EXCERPTED TEXT:
··········
Ram, and not temple, is the issue
by Virendra Parekh on 09 Oct 2010 17 Comments

It took just a day for secularist sewer rats to crawl out of their holes after the Ayodhya judgment. Mulayam Singh Yadav discovered that Muslims felt ‘cheated and disappointed’ by the verdict, even before any Muslim said so. Most likely, it was Mr. Yadav, like others of his ilk, who felt cheated and disappointed, both by the content of the judgment and even more so by the quiet dignity and equanimity with which it was received by the people. Whatever their inner feelings, leaders and laity of the Hindu and Muslim communities accepted it peacefully and respectfully. There were no triumphal processions celebrating ‘victory’ or any manifestation of manufactured rage and mourning.

 

This was just too much for the tribe of politicians and pen pushers who have made careers (and fortunes) by fanning communal strife. Dileep Padgaonkar (Times of India, 2 Oct.) wondered ‘whether anything straight can ever emerge from the crooked timber of majoritarianism.’ The biggest infirmity of the verdict, according to him, is that the court treated Lord Ram as a ‘juristic person’, to be placed on par with flesh-and-blood litigants. On the issue of whether or not a mosque was built after demolishing a temple, he informs us that “from all accounts, the findings of the Archaeological Survey of India were incomplete at best and, at worst, misleading. At any rate, experts are divided on the subject.”  

 

He is wrong on both the counts. Secularists want Lord Ram dismissed as a mythological figure. Since Ram is a myth, he cannot have a place of birth; Ram Janmabhoomi is thus just a figment of imagination of fanatics.

 

Unfortunately for them, the legal recognition of a deity or a murti as a juridical person with property rights is a settled practice in Indian law; it was not invented or fabricated by the judges for this particular case. Hindu beliefs, religious customs and practices are governed by a body of law called Hindu Law, just as Muslim beliefs and customs are governed by Mohammedan Law. All matters pertaining to Hindu deities, temples, endowments, etc are determined from the days of the British Raj to the present in accordance with that law.

 

Belief and faith, say secularists, have to be kept outside the ambit of the court. Here, judges weigh evidence rooted in incontrovertible facts, examine the pertinence of reasoned arguments, and proceed to deliver a judgment that conforms in letter and spirit with the laws of the land.

 

Well, that is what the judges have done in dismissing suits filed by Sunni Waqf Board and Nirmohi Akhara. The Sunni Waqf Board could not prove a history of ownership and transfer of the land to it by private munificence or royal/state decree. Similarly, the Nirmohi Akhara, a sect that sees itself as the custodian of the Hindu shrine that it says has existed at the site, had a claim based on tradition more than on property documents.
··········
DATASET CONTENT:
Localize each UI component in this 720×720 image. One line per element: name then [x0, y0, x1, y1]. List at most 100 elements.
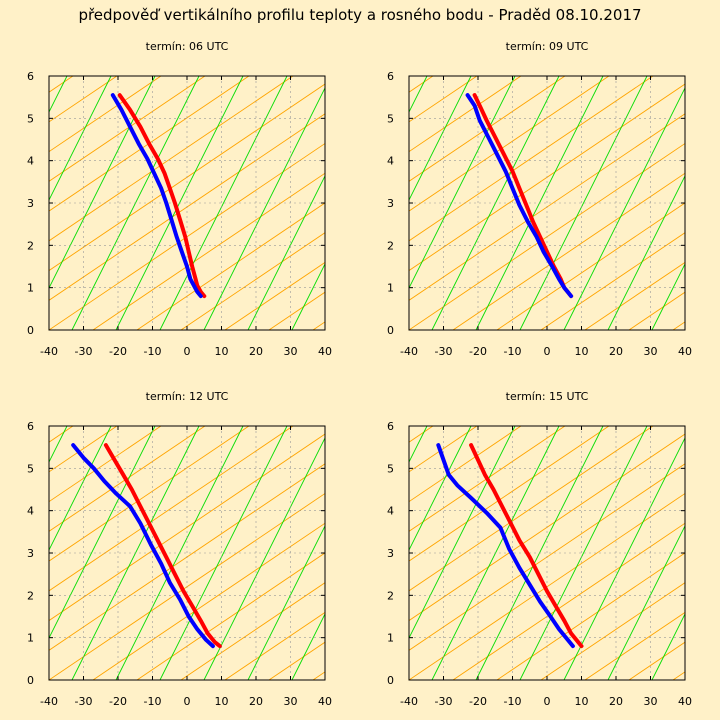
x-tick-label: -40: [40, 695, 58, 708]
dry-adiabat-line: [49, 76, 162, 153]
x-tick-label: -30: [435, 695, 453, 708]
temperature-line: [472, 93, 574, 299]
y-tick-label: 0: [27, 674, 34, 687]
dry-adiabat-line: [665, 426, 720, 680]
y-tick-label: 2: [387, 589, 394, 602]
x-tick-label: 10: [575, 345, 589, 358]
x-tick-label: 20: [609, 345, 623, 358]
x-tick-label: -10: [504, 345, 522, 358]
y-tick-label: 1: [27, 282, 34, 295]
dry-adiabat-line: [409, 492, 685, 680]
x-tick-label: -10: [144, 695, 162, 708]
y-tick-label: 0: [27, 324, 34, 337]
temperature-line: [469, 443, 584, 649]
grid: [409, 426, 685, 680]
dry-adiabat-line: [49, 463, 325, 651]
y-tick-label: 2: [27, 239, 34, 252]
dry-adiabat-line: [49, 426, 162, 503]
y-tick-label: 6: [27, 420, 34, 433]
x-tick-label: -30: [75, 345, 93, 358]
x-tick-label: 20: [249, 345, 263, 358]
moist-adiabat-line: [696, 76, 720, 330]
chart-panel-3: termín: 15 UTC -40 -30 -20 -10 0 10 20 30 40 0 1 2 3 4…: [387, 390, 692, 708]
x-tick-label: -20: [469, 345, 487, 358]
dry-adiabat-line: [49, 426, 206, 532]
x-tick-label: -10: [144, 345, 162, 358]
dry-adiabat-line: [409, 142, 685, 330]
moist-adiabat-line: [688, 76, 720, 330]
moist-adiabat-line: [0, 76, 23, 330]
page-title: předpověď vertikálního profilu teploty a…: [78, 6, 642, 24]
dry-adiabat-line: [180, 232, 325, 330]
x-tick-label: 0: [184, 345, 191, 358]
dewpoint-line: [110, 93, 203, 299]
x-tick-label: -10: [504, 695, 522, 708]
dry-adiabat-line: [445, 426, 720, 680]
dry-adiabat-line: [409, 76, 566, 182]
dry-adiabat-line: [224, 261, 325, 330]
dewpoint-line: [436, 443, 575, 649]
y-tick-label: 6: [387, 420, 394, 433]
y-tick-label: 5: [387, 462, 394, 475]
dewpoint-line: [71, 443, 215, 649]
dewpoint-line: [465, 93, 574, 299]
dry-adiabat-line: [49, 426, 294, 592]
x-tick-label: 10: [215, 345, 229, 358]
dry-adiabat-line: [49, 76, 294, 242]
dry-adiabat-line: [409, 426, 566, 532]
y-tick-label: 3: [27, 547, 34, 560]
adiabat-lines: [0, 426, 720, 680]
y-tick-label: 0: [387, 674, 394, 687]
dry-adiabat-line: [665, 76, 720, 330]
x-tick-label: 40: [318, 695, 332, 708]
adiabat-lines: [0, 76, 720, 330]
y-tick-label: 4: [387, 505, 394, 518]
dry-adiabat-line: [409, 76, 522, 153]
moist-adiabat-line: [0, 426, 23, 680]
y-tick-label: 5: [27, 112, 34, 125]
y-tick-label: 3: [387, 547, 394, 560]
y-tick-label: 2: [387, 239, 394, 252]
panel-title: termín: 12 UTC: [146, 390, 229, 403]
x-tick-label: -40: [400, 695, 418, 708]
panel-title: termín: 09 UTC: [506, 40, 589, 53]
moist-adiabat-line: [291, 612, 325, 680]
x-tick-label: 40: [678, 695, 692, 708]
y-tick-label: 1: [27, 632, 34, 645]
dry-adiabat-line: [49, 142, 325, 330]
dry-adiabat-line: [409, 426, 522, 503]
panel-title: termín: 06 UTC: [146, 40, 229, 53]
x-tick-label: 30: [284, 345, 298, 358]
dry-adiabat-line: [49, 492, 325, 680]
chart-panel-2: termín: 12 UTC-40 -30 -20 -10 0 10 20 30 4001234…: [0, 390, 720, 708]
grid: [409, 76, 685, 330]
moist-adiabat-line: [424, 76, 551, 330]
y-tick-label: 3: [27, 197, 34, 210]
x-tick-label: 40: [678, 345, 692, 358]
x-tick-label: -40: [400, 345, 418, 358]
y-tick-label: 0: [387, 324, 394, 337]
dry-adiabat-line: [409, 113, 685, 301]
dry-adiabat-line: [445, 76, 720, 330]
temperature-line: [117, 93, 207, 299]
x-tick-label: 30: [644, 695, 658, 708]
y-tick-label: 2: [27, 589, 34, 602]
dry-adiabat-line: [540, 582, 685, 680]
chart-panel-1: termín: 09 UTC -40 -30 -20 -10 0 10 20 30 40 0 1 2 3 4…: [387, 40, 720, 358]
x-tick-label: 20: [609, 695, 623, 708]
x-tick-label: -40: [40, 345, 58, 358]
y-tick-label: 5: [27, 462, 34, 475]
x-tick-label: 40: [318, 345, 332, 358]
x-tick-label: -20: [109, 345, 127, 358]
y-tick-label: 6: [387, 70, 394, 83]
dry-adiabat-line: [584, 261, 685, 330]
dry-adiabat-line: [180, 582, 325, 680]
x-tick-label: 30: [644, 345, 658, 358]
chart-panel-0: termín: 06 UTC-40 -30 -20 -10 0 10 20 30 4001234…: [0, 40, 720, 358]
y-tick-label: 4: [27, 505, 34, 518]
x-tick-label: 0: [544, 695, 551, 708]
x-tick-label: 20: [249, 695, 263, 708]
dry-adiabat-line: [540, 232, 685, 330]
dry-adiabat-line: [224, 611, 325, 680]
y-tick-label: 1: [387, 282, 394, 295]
··········
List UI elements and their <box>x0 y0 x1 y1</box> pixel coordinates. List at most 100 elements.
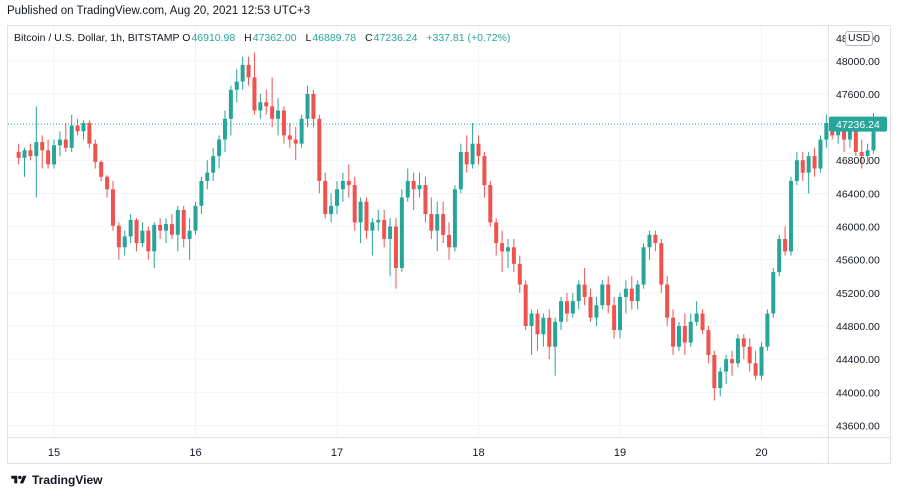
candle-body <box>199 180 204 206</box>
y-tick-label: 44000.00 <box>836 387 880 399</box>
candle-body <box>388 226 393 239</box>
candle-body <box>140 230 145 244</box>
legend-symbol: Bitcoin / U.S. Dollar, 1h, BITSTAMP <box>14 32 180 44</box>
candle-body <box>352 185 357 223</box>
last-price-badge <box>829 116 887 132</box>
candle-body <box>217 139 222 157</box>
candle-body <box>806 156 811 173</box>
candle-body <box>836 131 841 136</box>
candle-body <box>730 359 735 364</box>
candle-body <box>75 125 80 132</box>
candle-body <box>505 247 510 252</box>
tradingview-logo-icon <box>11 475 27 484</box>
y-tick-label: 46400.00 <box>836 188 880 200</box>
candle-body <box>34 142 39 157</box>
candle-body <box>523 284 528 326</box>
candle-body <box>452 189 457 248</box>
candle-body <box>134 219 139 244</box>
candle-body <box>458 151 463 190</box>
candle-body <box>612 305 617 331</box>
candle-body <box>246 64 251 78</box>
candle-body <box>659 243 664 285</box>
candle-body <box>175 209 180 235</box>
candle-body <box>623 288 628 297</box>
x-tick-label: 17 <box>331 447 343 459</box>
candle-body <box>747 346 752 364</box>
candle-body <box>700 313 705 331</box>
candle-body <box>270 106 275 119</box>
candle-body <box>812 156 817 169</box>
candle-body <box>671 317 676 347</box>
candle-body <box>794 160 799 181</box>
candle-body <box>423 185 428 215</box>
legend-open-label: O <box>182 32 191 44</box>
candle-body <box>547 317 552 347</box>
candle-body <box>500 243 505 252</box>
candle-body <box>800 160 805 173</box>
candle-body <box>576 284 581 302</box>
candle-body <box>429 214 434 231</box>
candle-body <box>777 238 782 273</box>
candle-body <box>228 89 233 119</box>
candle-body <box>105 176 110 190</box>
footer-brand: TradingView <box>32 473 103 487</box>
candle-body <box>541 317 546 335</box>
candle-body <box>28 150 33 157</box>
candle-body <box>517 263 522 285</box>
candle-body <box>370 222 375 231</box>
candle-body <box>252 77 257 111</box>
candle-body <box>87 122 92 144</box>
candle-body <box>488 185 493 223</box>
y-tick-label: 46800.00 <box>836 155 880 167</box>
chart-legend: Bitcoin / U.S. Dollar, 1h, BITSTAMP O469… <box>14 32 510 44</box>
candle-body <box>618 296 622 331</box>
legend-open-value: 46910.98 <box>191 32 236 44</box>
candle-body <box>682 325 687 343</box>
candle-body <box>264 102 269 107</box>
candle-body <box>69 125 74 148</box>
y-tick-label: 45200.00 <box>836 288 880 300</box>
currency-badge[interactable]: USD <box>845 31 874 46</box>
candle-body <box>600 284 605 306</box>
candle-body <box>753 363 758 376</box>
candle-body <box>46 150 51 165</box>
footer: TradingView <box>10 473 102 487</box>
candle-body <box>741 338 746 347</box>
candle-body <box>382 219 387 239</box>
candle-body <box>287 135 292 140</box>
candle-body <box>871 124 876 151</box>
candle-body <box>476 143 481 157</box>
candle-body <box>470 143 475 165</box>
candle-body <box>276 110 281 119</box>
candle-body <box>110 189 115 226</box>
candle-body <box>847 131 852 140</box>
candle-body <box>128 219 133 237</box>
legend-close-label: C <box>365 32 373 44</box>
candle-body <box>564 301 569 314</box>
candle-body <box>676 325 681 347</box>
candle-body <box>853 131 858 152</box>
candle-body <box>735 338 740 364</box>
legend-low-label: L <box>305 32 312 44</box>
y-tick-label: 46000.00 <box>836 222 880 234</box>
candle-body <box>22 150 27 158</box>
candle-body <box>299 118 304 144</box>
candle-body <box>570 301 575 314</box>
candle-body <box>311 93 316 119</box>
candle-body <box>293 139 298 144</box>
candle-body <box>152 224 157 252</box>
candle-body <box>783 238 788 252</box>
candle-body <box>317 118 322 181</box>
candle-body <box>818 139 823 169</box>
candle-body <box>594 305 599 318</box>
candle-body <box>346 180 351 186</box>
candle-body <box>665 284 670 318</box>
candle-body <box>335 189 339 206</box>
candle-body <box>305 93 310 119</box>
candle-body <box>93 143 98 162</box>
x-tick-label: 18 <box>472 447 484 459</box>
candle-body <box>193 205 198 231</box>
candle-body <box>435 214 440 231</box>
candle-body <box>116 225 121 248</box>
··········
REQUIRED WORK:
1 - Copy out everything in the records from the line containing "candle-body <box>199 180 204 206</box>" down to the line containing "legend-symbol: Bitcoin /", with both of those lines included.
2 - Continue the article on the Ayodhya judgment, picking up right after its final sentence.
The records have nothing to do with the article on the Ayodhya judgment.

ANSWERS FOR THIS EXERCISE:
1 -
candle-body <box>199 180 204 206</box>
y-tick-label: 44000.00 <box>836 387 880 399</box>
candle-body <box>388 226 393 239</box>
candle-body <box>140 230 145 244</box>
legend-symbol: Bitcoin / U.S. Dollar, 1h, BITSTAMP <box>14 32 180 44</box>

2 -
 

These suits were time barred, ruled the judges, applying another secular criterion. The Hindu community lost the site in at least 1528. The Akharas were created in the reign of Aurangzeb to reclaim holy sites in northern India. In 1949, the images of Ram Lalla appeared under the central dome. The Sunni Waqf Board filed a petition claiming ownership of the site and demanding restoration in 1961, when the statute of limitations prevailing at the time the images were placed was to six years. Hence the judges ruled the Waqf Board suit both time-barred and title not proven. There is further confusion regarding the denomination of the mosque itself – while Babur was a Sunni Muslim, his general Mir Baqi was a Shia, as was the later dynasty of Awadh. It was not been clarified if Ayodhya had/has a Shia Mutawali, and if the latter has legal deeds to the mosque.

 

In any case, when suits filed by two out of three claimants are dismissed on wholly secular grounds (documentary evidence of ownership, statute of limitation), the logical conclusion is that the site goes to the third claimant, Ram Lalla, who is associated with the place since time immemorial. This is the logic (not faith or belief) that was followed by Justice D.V. Sharma.

 

If anything, the court has erred in favour of socio-political reality over legality in dividing the disputed site into three and awarding one piece to each claimant. This action of the court is legally unsound and practically problematic, with potential to escalate the dispute rather than resolve it.

 

An important issue considered by the court was whether a Hindu temple existed below the disputed structure in Ayodhya. All three judges answered this question in the affirmative. Actually, until 1989, there had been no question about the site's history. All the written sources, whether Hindu, Muslim or European, were in agreement about the pre-existence of a Rama temple at the site. “Rama's birthplace is marked by a mosque, erected by the Moghul emperor Babar in 1528 on the site of an earlier temple,” according to the 1989 edition of the Encyclopaedia Britannica, entry ‘Ayodhya.’ Muslim sources routinely referred to the disputed structure as Masjid-e-Janamsthan.  

 

The court’s conclusion, however, is based on the report of the meticulous investigation by the Archaeological Survey of India at its orders in 2003. The judgment refers to the report of the ASI.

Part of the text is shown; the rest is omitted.